Dataset excerpt
::::

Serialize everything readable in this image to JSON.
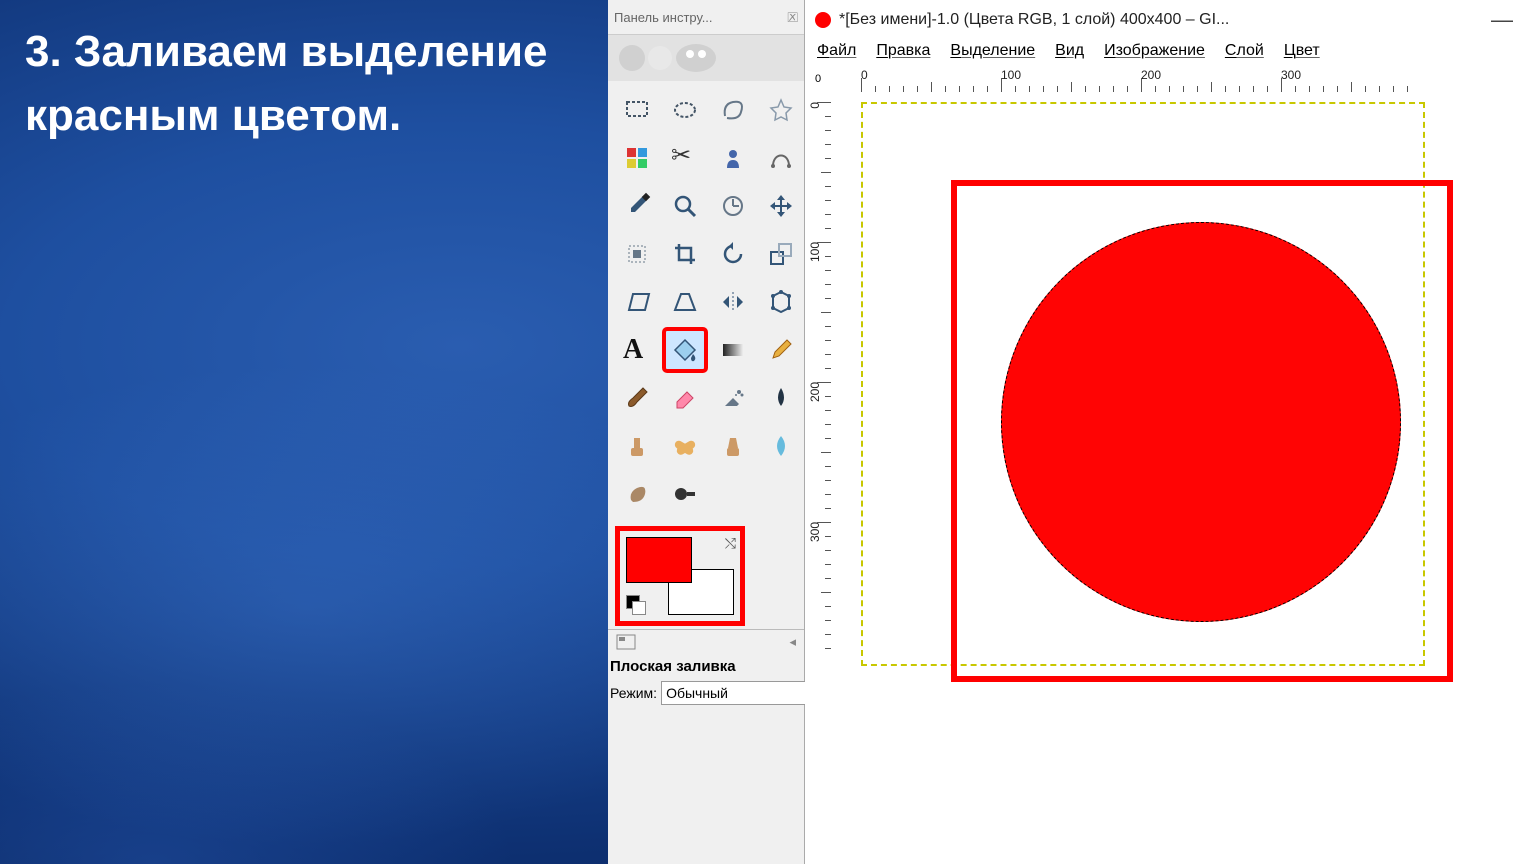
{
  "instruction": "3. Заливаем выделение красным цветом.",
  "toolbox": {
    "title": "Панель инстру...",
    "options_title": "Плоская заливка",
    "mode_label": "Режим:",
    "mode_value": "Обычный",
    "fg_color": "#ff0000",
    "bg_color": "#ffffff",
    "tools": [
      {
        "name": "rect-select",
        "label": "Rectangle Select"
      },
      {
        "name": "ellipse-select",
        "label": "Ellipse Select"
      },
      {
        "name": "free-select",
        "label": "Free Select"
      },
      {
        "name": "fuzzy-select",
        "label": "Fuzzy Select"
      },
      {
        "name": "by-color-select",
        "label": "By Color Select"
      },
      {
        "name": "scissors",
        "label": "Scissors"
      },
      {
        "name": "foreground-select",
        "label": "Foreground Select"
      },
      {
        "name": "paths",
        "label": "Paths"
      },
      {
        "name": "color-picker",
        "label": "Color Picker"
      },
      {
        "name": "zoom",
        "label": "Zoom"
      },
      {
        "name": "measure",
        "label": "Measure"
      },
      {
        "name": "move",
        "label": "Move"
      },
      {
        "name": "align",
        "label": "Align"
      },
      {
        "name": "crop",
        "label": "Crop"
      },
      {
        "name": "rotate",
        "label": "Rotate"
      },
      {
        "name": "scale",
        "label": "Scale"
      },
      {
        "name": "shear",
        "label": "Shear"
      },
      {
        "name": "perspective",
        "label": "Perspective"
      },
      {
        "name": "flip",
        "label": "Flip"
      },
      {
        "name": "cage",
        "label": "Cage"
      },
      {
        "name": "text",
        "label": "Text"
      },
      {
        "name": "bucket-fill",
        "label": "Bucket Fill",
        "highlighted": true
      },
      {
        "name": "blend",
        "label": "Blend"
      },
      {
        "name": "pencil",
        "label": "Pencil"
      },
      {
        "name": "paintbrush",
        "label": "Paintbrush"
      },
      {
        "name": "eraser",
        "label": "Eraser"
      },
      {
        "name": "airbrush",
        "label": "Airbrush"
      },
      {
        "name": "ink",
        "label": "Ink"
      },
      {
        "name": "clone",
        "label": "Clone"
      },
      {
        "name": "heal",
        "label": "Heal"
      },
      {
        "name": "perspective-clone",
        "label": "Perspective Clone"
      },
      {
        "name": "blur",
        "label": "Blur/Sharpen"
      },
      {
        "name": "smudge",
        "label": "Smudge"
      },
      {
        "name": "dodge",
        "label": "Dodge/Burn"
      }
    ]
  },
  "window": {
    "title": "*[Без имени]-1.0 (Цвета RGB, 1 слой) 400x400 – GI...",
    "menu": [
      "Файл",
      "Правка",
      "Выделение",
      "Вид",
      "Изображение",
      "Слой",
      "Цвет"
    ],
    "ruler_origin": "0",
    "h_ticks": [
      "0",
      "100",
      "200",
      "300"
    ],
    "v_ticks": [
      "0",
      "100",
      "200",
      "300"
    ]
  }
}
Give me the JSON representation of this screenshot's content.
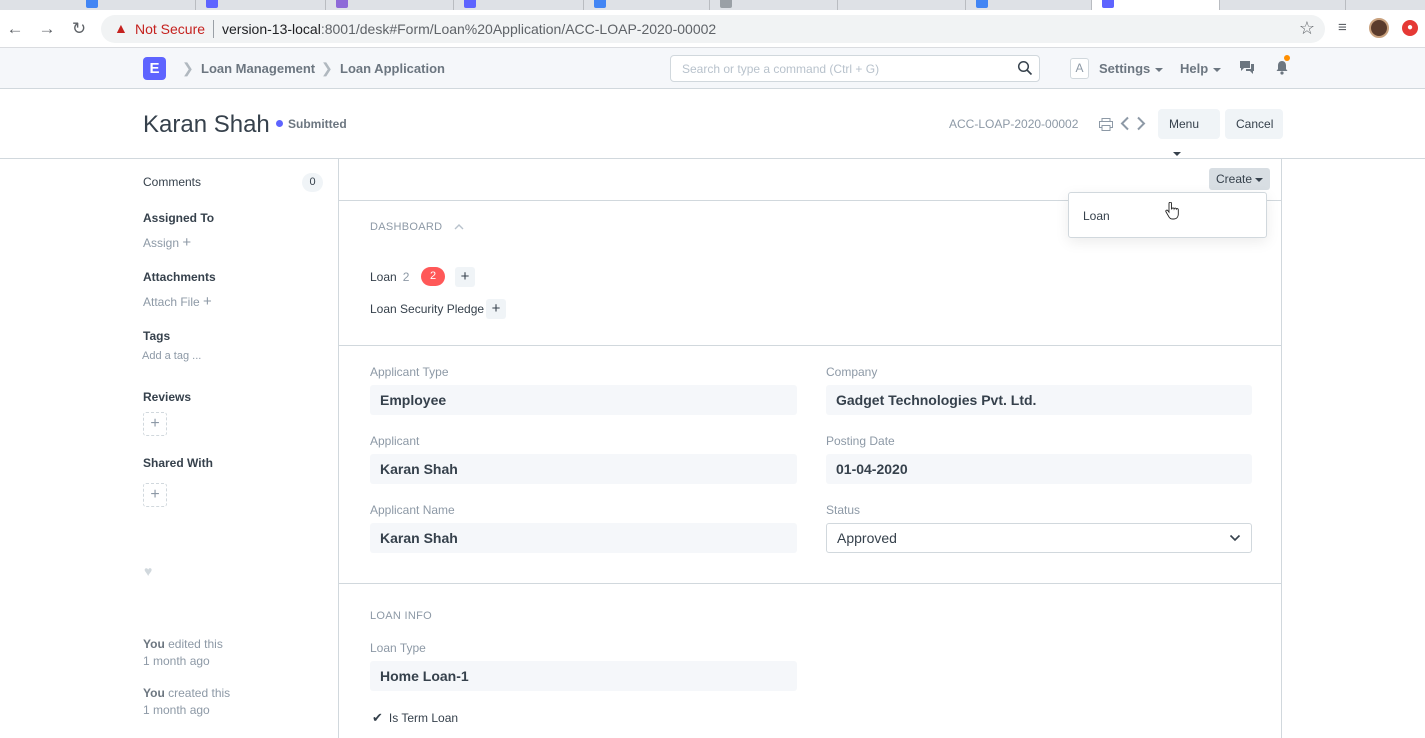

::::

__YOUR GOAL__
Pictures in the data above should not be copied; transcribe everything else exactly.

__ANSWER TO THIS EXERCISE__
Serialize everything readable in this image to JSON.
{
  "instruction": "3. Заливаем выделение красным цветом.",
  "toolbox": {
    "title": "Панель инстру...",
    "options_title": "Плоская заливка",
    "mode_label": "Режим:",
    "mode_value": "Обычный",
    "fg_color": "#ff0000",
    "bg_color": "#ffffff",
    "tools": [
      {
        "name": "rect-select",
        "label": "Rectangle Select"
      },
      {
        "name": "ellipse-select",
        "label": "Ellipse Select"
      },
      {
        "name": "free-select",
        "label": "Free Select"
      },
      {
        "name": "fuzzy-select",
        "label": "Fuzzy Select"
      },
      {
        "name": "by-color-select",
        "label": "By Color Select"
      },
      {
        "name": "scissors",
        "label": "Scissors"
      },
      {
        "name": "foreground-select",
        "label": "Foreground Select"
      },
      {
        "name": "paths",
        "label": "Paths"
      },
      {
        "name": "color-picker",
        "label": "Color Picker"
      },
      {
        "name": "zoom",
        "label": "Zoom"
      },
      {
        "name": "measure",
        "label": "Measure"
      },
      {
        "name": "move",
        "label": "Move"
      },
      {
        "name": "align",
        "label": "Align"
      },
      {
        "name": "crop",
        "label": "Crop"
      },
      {
        "name": "rotate",
        "label": "Rotate"
      },
      {
        "name": "scale",
        "label": "Scale"
      },
      {
        "name": "shear",
        "label": "Shear"
      },
      {
        "name": "perspective",
        "label": "Perspective"
      },
      {
        "name": "flip",
        "label": "Flip"
      },
      {
        "name": "cage",
        "label": "Cage"
      },
      {
        "name": "text",
        "label": "Text"
      },
      {
        "name": "bucket-fill",
        "label": "Bucket Fill",
        "highlighted": true
      },
      {
        "name": "blend",
        "label": "Blend"
      },
      {
        "name": "pencil",
        "label": "Pencil"
      },
      {
        "name": "paintbrush",
        "label": "Paintbrush"
      },
      {
        "name": "eraser",
        "label": "Eraser"
      },
      {
        "name": "airbrush",
        "label": "Airbrush"
      },
      {
        "name": "ink",
        "label": "Ink"
      },
      {
        "name": "clone",
        "label": "Clone"
      },
      {
        "name": "heal",
        "label": "Heal"
      },
      {
        "name": "perspective-clone",
        "label": "Perspective Clone"
      },
      {
        "name": "blur",
        "label": "Blur/Sharpen"
      },
      {
        "name": "smudge",
        "label": "Smudge"
      },
      {
        "name": "dodge",
        "label": "Dodge/Burn"
      }
    ]
  },
  "window": {
    "title": "*[Без имени]-1.0 (Цвета RGB, 1 слой) 400x400 – GI...",
    "menu": [
      "Файл",
      "Правка",
      "Выделение",
      "Вид",
      "Изображение",
      "Слой",
      "Цвет"
    ],
    "ruler_origin": "0",
    "h_ticks": [
      "0",
      "100",
      "200",
      "300"
    ],
    "v_ticks": [
      "0",
      "100",
      "200",
      "300"
    ]
  }
}
Give me the JSON representation of this screenshot's content.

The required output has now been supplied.